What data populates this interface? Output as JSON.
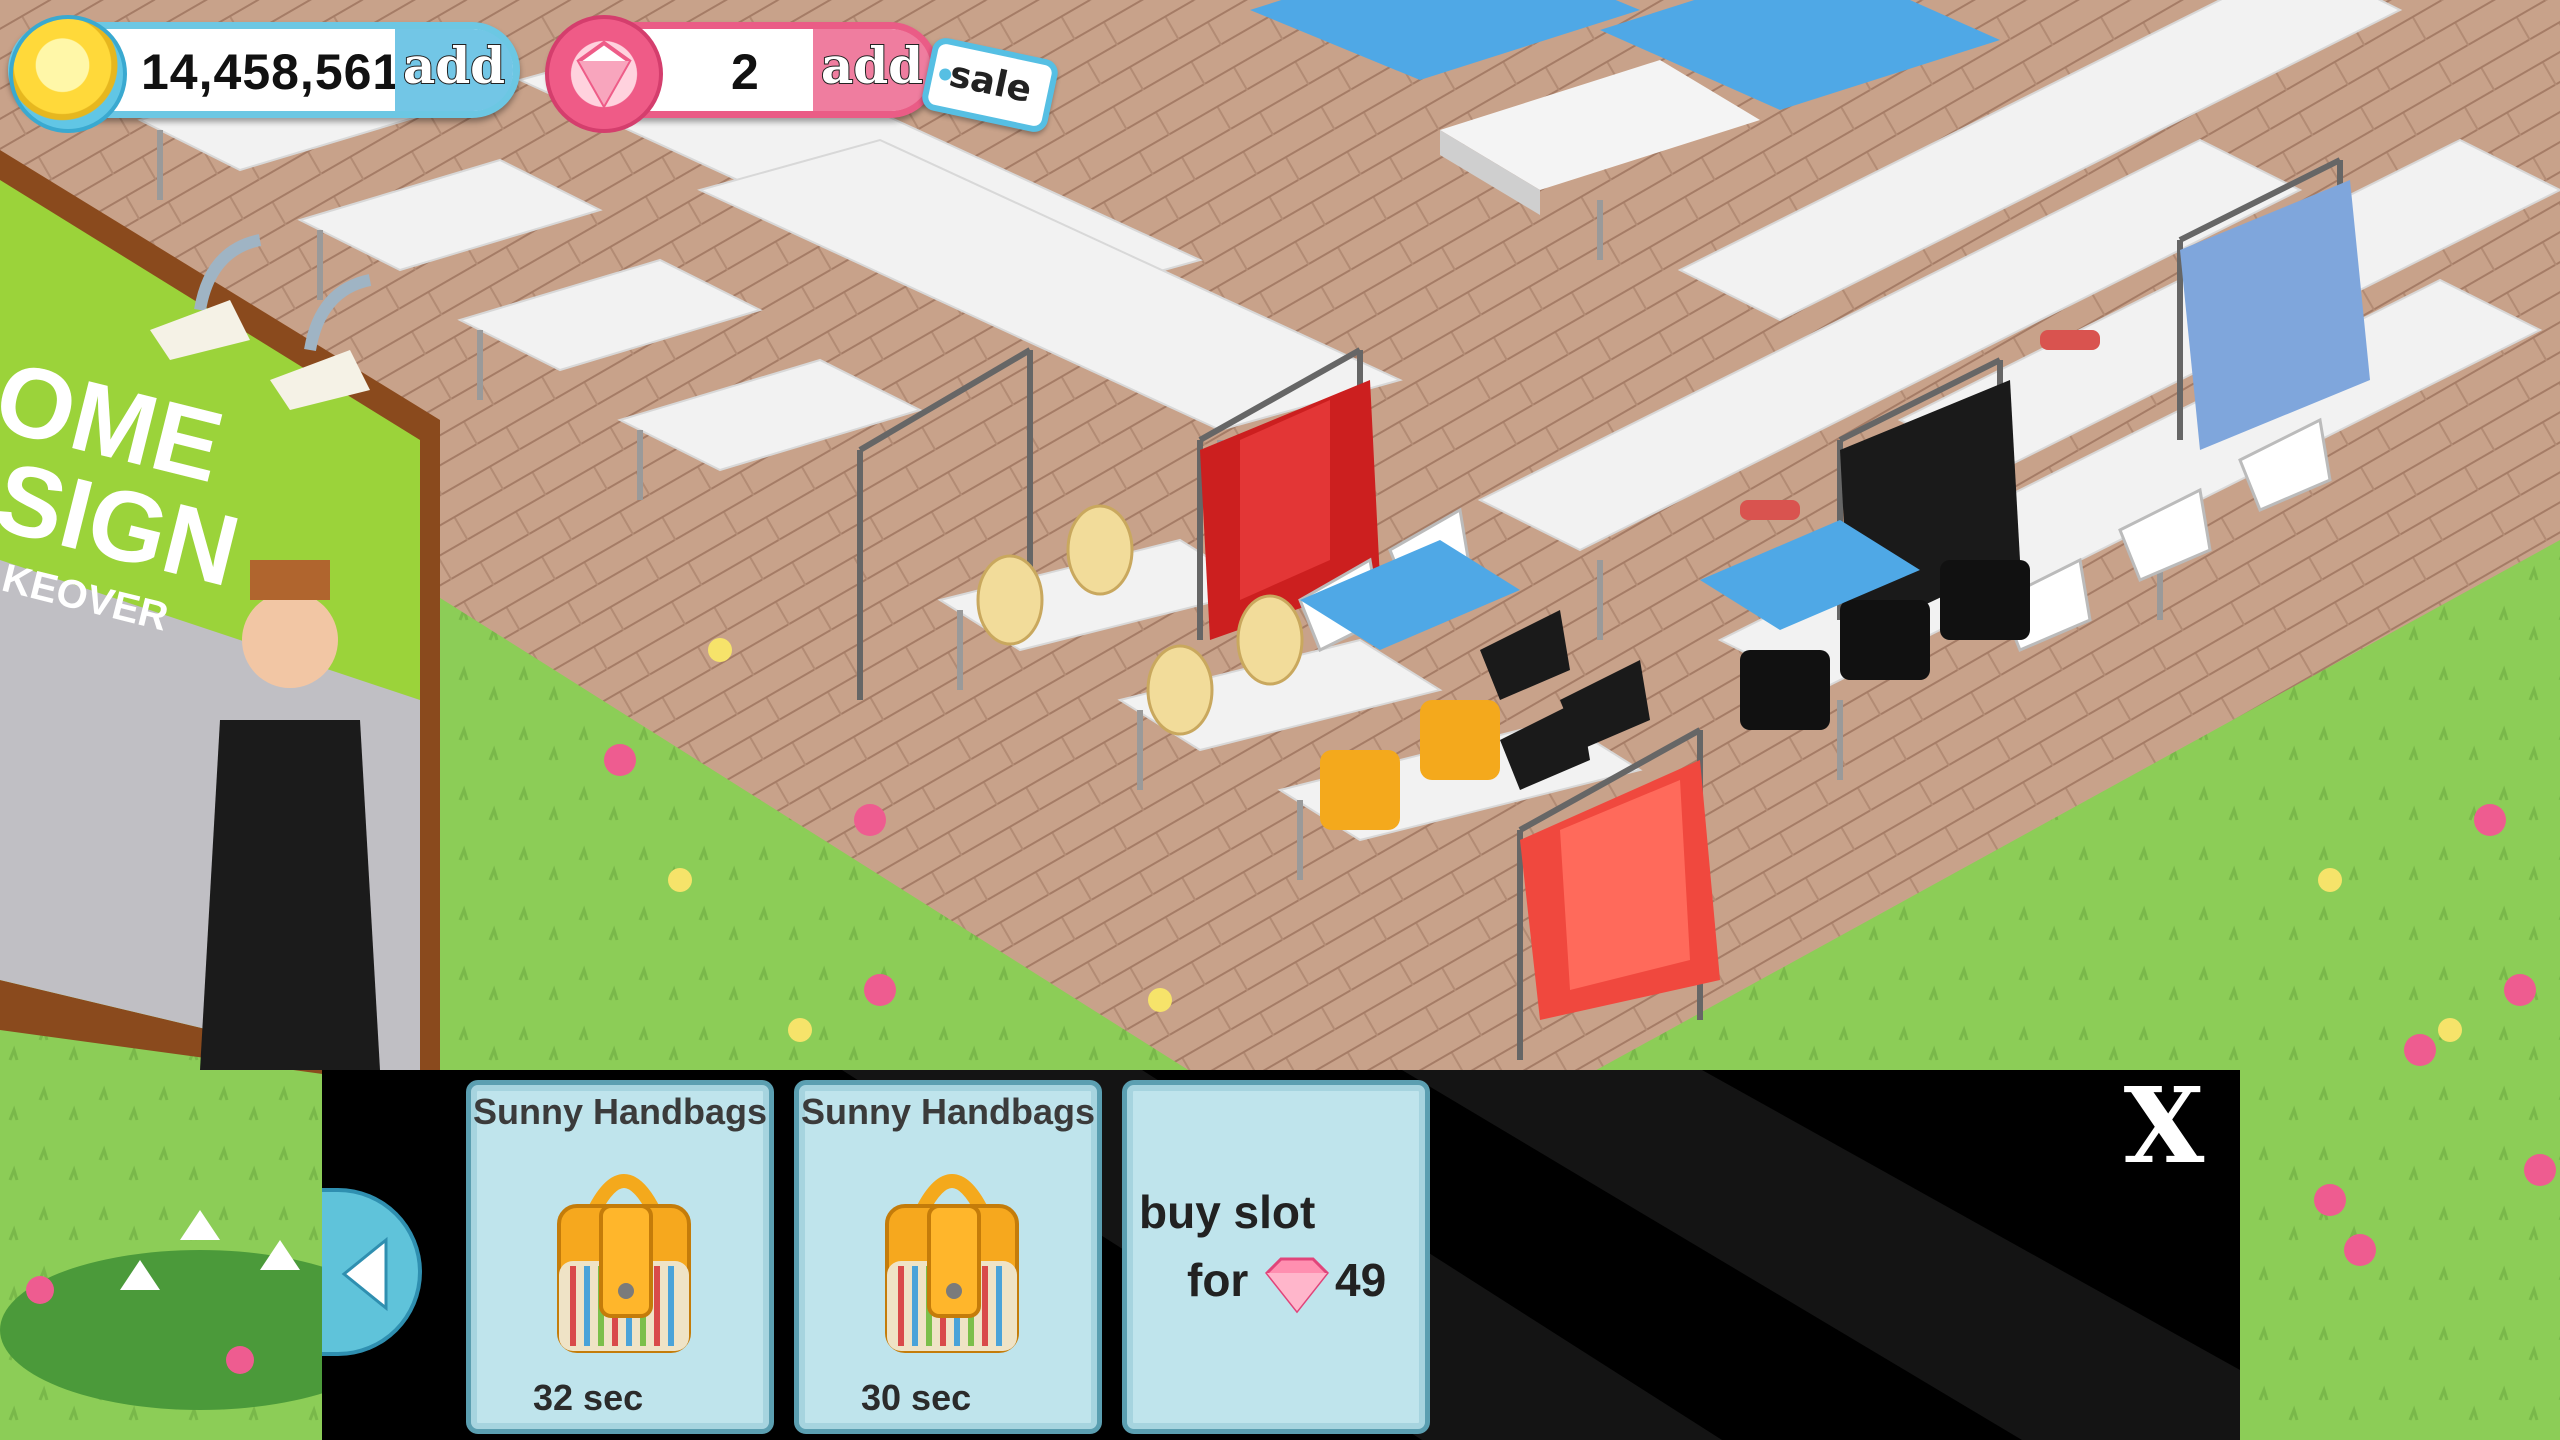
{
  "hud": {
    "coins": {
      "value": "14,458,561",
      "add_label": "add",
      "icon": "coin-icon"
    },
    "gems": {
      "value": "2",
      "add_label": "add",
      "icon": "gem-icon"
    },
    "sale_label": "sale"
  },
  "billboard": {
    "lines": [
      "OME",
      "SIGN",
      "KEOVER"
    ]
  },
  "panel": {
    "slots": [
      {
        "title": "Sunny Handbags",
        "timer": "32 sec",
        "icon": "handbag-icon"
      },
      {
        "title": "Sunny Handbags",
        "timer": "30 sec",
        "icon": "handbag-icon"
      }
    ],
    "buy_slot": {
      "line1": "buy slot",
      "for_label": "for",
      "price": "49",
      "icon": "gem-icon"
    },
    "close_label": "X",
    "back_icon": "left-arrow-icon"
  },
  "colors": {
    "grass": "#8fcf5a",
    "floor": "#c9a38c",
    "coin_ring": "#6cc7e3",
    "gem_ring": "#ea5c86",
    "slot_bg": "#bfe4ec",
    "panel_bg": "#000000"
  }
}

Aim of the task:
Make an exact copy of all the material, but keep the pictures out of it.

Result of this task:
What data populates this interface? Output as JSON.
{
  "hud": {
    "coins": {
      "value": "14,458,561",
      "add_label": "add",
      "icon": "coin-icon"
    },
    "gems": {
      "value": "2",
      "add_label": "add",
      "icon": "gem-icon"
    },
    "sale_label": "sale"
  },
  "billboard": {
    "lines": [
      "OME",
      "SIGN",
      "KEOVER"
    ]
  },
  "panel": {
    "slots": [
      {
        "title": "Sunny Handbags",
        "timer": "32 sec",
        "icon": "handbag-icon"
      },
      {
        "title": "Sunny Handbags",
        "timer": "30 sec",
        "icon": "handbag-icon"
      }
    ],
    "buy_slot": {
      "line1": "buy slot",
      "for_label": "for",
      "price": "49",
      "icon": "gem-icon"
    },
    "close_label": "X",
    "back_icon": "left-arrow-icon"
  },
  "colors": {
    "grass": "#8fcf5a",
    "floor": "#c9a38c",
    "coin_ring": "#6cc7e3",
    "gem_ring": "#ea5c86",
    "slot_bg": "#bfe4ec",
    "panel_bg": "#000000"
  }
}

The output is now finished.